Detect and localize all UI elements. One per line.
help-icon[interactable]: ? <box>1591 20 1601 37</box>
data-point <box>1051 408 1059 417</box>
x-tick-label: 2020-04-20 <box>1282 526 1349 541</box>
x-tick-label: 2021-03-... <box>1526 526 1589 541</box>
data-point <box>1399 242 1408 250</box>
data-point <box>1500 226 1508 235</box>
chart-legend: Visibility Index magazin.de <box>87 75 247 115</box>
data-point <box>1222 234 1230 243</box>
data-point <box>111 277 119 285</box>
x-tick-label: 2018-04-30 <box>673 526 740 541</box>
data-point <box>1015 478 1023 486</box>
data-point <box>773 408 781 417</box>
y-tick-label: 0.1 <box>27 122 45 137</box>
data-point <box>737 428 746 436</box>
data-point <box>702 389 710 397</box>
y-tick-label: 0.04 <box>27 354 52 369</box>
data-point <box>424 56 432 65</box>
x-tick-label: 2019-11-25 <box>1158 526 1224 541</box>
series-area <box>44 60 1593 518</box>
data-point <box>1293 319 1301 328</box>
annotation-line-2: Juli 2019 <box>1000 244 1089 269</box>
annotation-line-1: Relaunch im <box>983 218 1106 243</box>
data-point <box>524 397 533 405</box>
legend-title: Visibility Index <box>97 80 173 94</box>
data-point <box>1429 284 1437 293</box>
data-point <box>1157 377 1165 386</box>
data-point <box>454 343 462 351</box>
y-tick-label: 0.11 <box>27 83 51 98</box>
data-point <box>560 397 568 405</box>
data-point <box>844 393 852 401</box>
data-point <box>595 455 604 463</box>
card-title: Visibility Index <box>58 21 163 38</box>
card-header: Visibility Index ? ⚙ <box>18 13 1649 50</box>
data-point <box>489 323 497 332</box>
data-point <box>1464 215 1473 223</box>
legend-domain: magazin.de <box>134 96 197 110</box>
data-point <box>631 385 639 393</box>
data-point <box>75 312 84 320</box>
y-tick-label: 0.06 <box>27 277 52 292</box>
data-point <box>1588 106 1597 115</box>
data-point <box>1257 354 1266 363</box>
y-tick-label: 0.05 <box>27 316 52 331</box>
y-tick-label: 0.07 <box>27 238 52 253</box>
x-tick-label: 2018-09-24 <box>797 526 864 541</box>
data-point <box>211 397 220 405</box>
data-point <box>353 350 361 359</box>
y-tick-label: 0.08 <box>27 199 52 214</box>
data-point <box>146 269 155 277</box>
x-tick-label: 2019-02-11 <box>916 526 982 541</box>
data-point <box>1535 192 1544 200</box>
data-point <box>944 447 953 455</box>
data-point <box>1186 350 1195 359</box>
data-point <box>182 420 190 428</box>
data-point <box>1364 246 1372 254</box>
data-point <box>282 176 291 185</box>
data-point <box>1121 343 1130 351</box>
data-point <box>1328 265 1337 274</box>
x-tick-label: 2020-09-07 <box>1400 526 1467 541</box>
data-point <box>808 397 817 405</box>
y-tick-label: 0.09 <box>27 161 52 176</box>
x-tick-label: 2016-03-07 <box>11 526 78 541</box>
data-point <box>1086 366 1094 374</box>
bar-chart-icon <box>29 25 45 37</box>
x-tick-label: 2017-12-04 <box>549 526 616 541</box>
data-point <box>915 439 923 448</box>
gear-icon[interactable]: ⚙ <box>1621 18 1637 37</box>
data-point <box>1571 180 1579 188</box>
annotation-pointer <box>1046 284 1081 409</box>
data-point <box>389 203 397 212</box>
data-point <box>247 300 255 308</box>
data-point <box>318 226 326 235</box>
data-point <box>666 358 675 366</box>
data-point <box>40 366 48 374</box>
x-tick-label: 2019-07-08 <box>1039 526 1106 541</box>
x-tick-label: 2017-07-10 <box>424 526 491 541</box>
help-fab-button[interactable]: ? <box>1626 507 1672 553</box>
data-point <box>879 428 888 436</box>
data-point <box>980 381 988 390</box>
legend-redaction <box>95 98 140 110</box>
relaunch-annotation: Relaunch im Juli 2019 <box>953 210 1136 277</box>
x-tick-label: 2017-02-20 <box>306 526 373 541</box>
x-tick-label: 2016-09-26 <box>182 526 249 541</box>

——

AIM OF THE TASK
Render the data above as a numbered list, leaving out any blank lines.

REPLY
1. Detect and localize all UI elements. One per line.
2. help-icon[interactable]: ? <box>1591 20 1601 37</box>
3. data-point <box>1051 408 1059 417</box>
4. x-tick-label: 2020-04-20 <box>1282 526 1349 541</box>
5. x-tick-label: 2021-03-... <box>1526 526 1589 541</box>
6. data-point <box>1399 242 1408 250</box>
7. data-point <box>1500 226 1508 235</box>
8. chart-legend: Visibility Index magazin.de <box>87 75 247 115</box>
9. data-point <box>1222 234 1230 243</box>
10. data-point <box>111 277 119 285</box>
11. x-tick-label: 2018-04-30 <box>673 526 740 541</box>
12. data-point <box>1015 478 1023 486</box>
13. data-point <box>773 408 781 417</box>
14. y-tick-label: 0.1 <box>27 122 45 137</box>
15. data-point <box>737 428 746 436</box>
16. data-point <box>702 389 710 397</box>
17. y-tick-label: 0.04 <box>27 354 52 369</box>
18. data-point <box>424 56 432 65</box>
19. x-tick-label: 2019-11-25 <box>1158 526 1224 541</box>
20. series-area <box>44 60 1593 518</box>
21. data-point <box>1293 319 1301 328</box>
22. annotation-line-2: Juli 2019 <box>1000 244 1089 269</box>
23. annotation-line-1: Relaunch im <box>983 218 1106 243</box>
24. data-point <box>524 397 533 405</box>
25. legend-title: Visibility Index <box>97 80 173 94</box>
26. data-point <box>1429 284 1437 293</box>
27. data-point <box>1157 377 1165 386</box>
28. data-point <box>454 343 462 351</box>
29. y-tick-label: 0.11 <box>27 83 51 98</box>
30. data-point <box>560 397 568 405</box>
31. data-point <box>844 393 852 401</box>
32. data-point <box>595 455 604 463</box>
33. card-title: Visibility Index <box>58 21 163 38</box>
34. card-header: Visibility Index ? ⚙ <box>18 13 1649 50</box>
35. data-point <box>489 323 497 332</box>
36. data-point <box>1464 215 1473 223</box>
37. legend-domain: magazin.de <box>134 96 197 110</box>
38. data-point <box>631 385 639 393</box>
39. data-point <box>75 312 84 320</box>
40. y-tick-label: 0.06 <box>27 277 52 292</box>
41. data-point <box>1588 106 1597 115</box>
42. data-point <box>1257 354 1266 363</box>
43. y-tick-label: 0.05 <box>27 316 52 331</box>
44. y-tick-label: 0.07 <box>27 238 52 253</box>
45. x-tick-label: 2018-09-24 <box>797 526 864 541</box>
46. data-point <box>211 397 220 405</box>
47. data-point <box>353 350 361 359</box>
48. y-tick-label: 0.08 <box>27 199 52 214</box>
49. data-point <box>146 269 155 277</box>
50. x-tick-label: 2019-02-11 <box>916 526 982 541</box>
51. data-point <box>1535 192 1544 200</box>
52. data-point <box>944 447 953 455</box>
53. data-point <box>1186 350 1195 359</box>
54. data-point <box>182 420 190 428</box>
55. data-point <box>1364 246 1372 254</box>
56. data-point <box>282 176 291 185</box>
57. data-point <box>1121 343 1130 351</box>
58. data-point <box>1328 265 1337 274</box>
59. x-tick-label: 2020-09-07 <box>1400 526 1467 541</box>
60. data-point <box>808 397 817 405</box>
61. y-tick-label: 0.09 <box>27 161 52 176</box>
62. x-tick-label: 2016-03-07 <box>11 526 78 541</box>
63. data-point <box>1086 366 1094 374</box>
64. bar-chart-icon <box>29 25 45 37</box>
65. x-tick-label: 2017-12-04 <box>549 526 616 541</box>
66. data-point <box>915 439 923 448</box>
67. gear-icon[interactable]: ⚙ <box>1621 18 1637 37</box>
68. data-point <box>1571 180 1579 188</box>
69. annotation-pointer <box>1046 284 1081 409</box>
70. data-point <box>389 203 397 212</box>
71. data-point <box>247 300 255 308</box>
72. data-point <box>318 226 326 235</box>
73. data-point <box>666 358 675 366</box>
74. data-point <box>40 366 48 374</box>
75. x-tick-label: 2019-07-08 <box>1039 526 1106 541</box>
76. x-tick-label: 2017-07-10 <box>424 526 491 541</box>
77. help-fab-button[interactable]: ? <box>1626 507 1672 553</box>
78. data-point <box>879 428 888 436</box>
79. data-point <box>980 381 988 390</box>
80. legend-redaction <box>95 98 140 110</box>
81. relaunch-annotation: Relaunch im Juli 2019 <box>953 210 1136 277</box>
82. x-tick-label: 2017-02-20 <box>306 526 373 541</box>
83. x-tick-label: 2016-09-26 <box>182 526 249 541</box>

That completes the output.